* BEGIN STORED DATA *

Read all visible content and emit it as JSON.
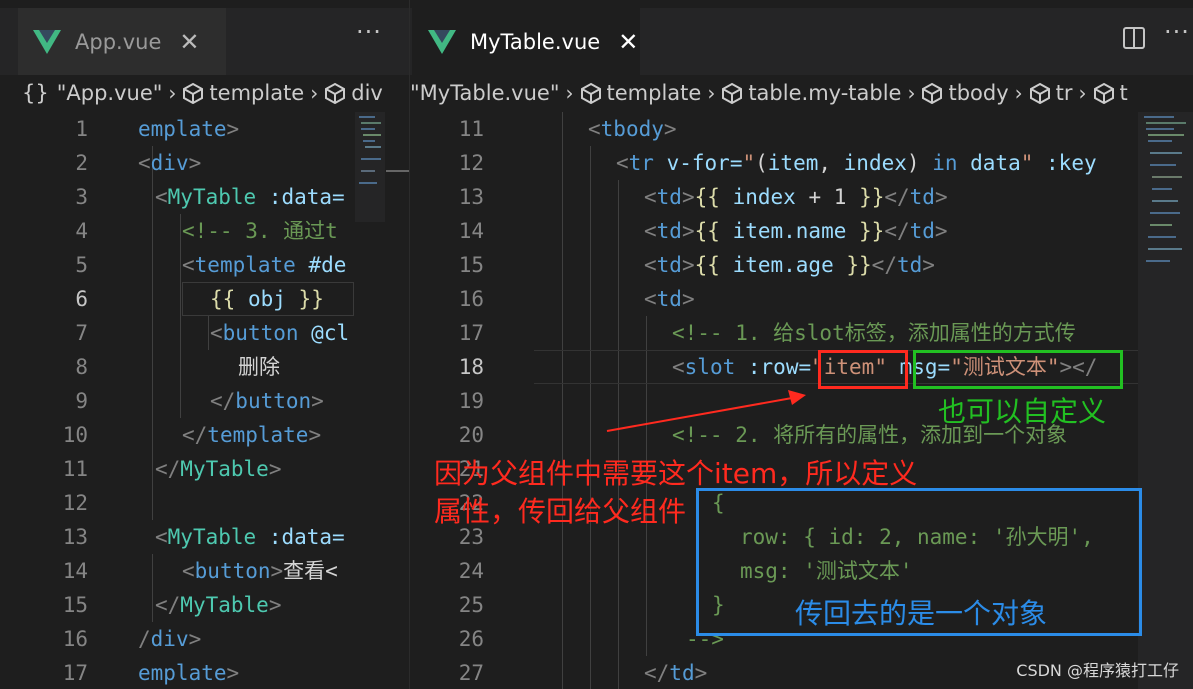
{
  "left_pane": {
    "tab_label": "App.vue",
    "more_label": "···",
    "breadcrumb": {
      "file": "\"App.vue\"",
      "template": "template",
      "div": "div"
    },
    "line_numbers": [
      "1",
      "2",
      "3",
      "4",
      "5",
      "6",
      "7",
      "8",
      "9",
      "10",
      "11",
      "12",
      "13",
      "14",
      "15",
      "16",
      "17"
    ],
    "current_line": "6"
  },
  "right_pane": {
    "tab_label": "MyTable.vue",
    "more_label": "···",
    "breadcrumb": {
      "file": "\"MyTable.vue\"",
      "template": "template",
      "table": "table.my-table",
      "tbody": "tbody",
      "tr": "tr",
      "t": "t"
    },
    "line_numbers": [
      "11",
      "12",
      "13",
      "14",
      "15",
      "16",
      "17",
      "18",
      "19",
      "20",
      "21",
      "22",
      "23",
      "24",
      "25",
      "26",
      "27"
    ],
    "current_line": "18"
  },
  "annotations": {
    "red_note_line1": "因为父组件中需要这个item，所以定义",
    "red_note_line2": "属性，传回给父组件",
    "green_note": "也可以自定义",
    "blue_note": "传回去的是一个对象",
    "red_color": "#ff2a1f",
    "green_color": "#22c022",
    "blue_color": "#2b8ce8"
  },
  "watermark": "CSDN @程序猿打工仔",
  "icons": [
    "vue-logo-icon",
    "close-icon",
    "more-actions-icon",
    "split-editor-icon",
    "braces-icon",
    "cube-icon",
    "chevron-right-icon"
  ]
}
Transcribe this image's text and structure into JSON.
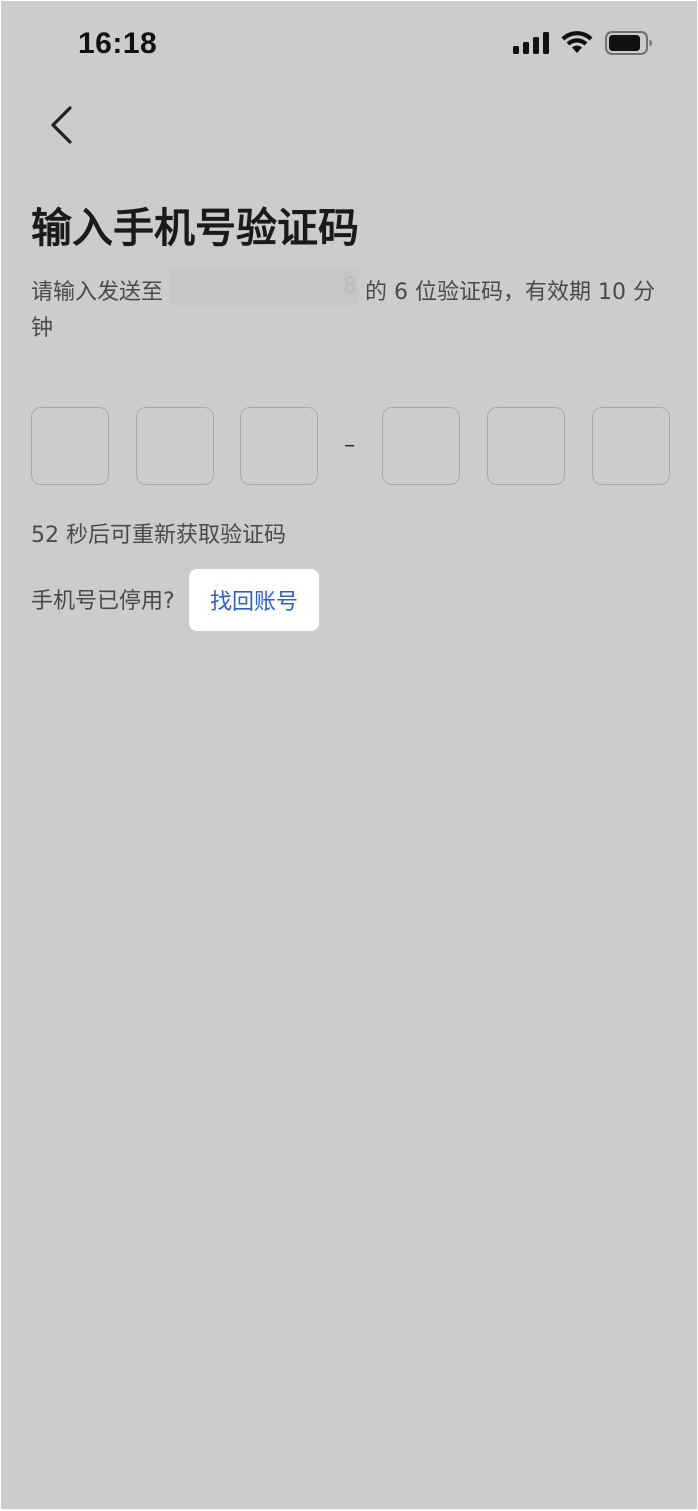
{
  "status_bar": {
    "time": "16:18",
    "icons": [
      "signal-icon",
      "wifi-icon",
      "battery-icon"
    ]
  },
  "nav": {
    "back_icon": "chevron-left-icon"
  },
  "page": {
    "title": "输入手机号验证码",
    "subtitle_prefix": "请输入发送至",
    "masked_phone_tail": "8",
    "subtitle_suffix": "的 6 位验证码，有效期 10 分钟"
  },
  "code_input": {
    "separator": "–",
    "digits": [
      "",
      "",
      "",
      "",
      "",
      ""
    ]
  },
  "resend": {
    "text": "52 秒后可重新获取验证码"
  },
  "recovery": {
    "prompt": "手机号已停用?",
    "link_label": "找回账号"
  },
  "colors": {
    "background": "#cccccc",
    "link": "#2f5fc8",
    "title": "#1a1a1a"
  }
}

* END STORED DATA *

→ **YOUR GOAL**
Transcribe the whole listing exactly. Pictures are excluded.

→ **ANSWER TO THE PROBLEM**
Read all visible content and emit it as JSON.
{
  "left_pane": {
    "tab_label": "App.vue",
    "more_label": "···",
    "breadcrumb": {
      "file": "\"App.vue\"",
      "template": "template",
      "div": "div"
    },
    "line_numbers": [
      "1",
      "2",
      "3",
      "4",
      "5",
      "6",
      "7",
      "8",
      "9",
      "10",
      "11",
      "12",
      "13",
      "14",
      "15",
      "16",
      "17"
    ],
    "current_line": "6"
  },
  "right_pane": {
    "tab_label": "MyTable.vue",
    "more_label": "···",
    "breadcrumb": {
      "file": "\"MyTable.vue\"",
      "template": "template",
      "table": "table.my-table",
      "tbody": "tbody",
      "tr": "tr",
      "t": "t"
    },
    "line_numbers": [
      "11",
      "12",
      "13",
      "14",
      "15",
      "16",
      "17",
      "18",
      "19",
      "20",
      "21",
      "22",
      "23",
      "24",
      "25",
      "26",
      "27"
    ],
    "current_line": "18"
  },
  "annotations": {
    "red_note_line1": "因为父组件中需要这个item，所以定义",
    "red_note_line2": "属性，传回给父组件",
    "green_note": "也可以自定义",
    "blue_note": "传回去的是一个对象",
    "red_color": "#ff2a1f",
    "green_color": "#22c022",
    "blue_color": "#2b8ce8"
  },
  "watermark": "CSDN @程序猿打工仔",
  "icons": [
    "vue-logo-icon",
    "close-icon",
    "more-actions-icon",
    "split-editor-icon",
    "braces-icon",
    "cube-icon",
    "chevron-right-icon"
  ]
}
Transcribe this image's text and structure into JSON.
{
  "status_bar": {
    "time": "16:18",
    "icons": [
      "signal-icon",
      "wifi-icon",
      "battery-icon"
    ]
  },
  "nav": {
    "back_icon": "chevron-left-icon"
  },
  "page": {
    "title": "输入手机号验证码",
    "subtitle_prefix": "请输入发送至",
    "masked_phone_tail": "8",
    "subtitle_suffix": "的 6 位验证码，有效期 10 分钟"
  },
  "code_input": {
    "separator": "–",
    "digits": [
      "",
      "",
      "",
      "",
      "",
      ""
    ]
  },
  "resend": {
    "text": "52 秒后可重新获取验证码"
  },
  "recovery": {
    "prompt": "手机号已停用?",
    "link_label": "找回账号"
  },
  "colors": {
    "background": "#cccccc",
    "link": "#2f5fc8",
    "title": "#1a1a1a"
  }
}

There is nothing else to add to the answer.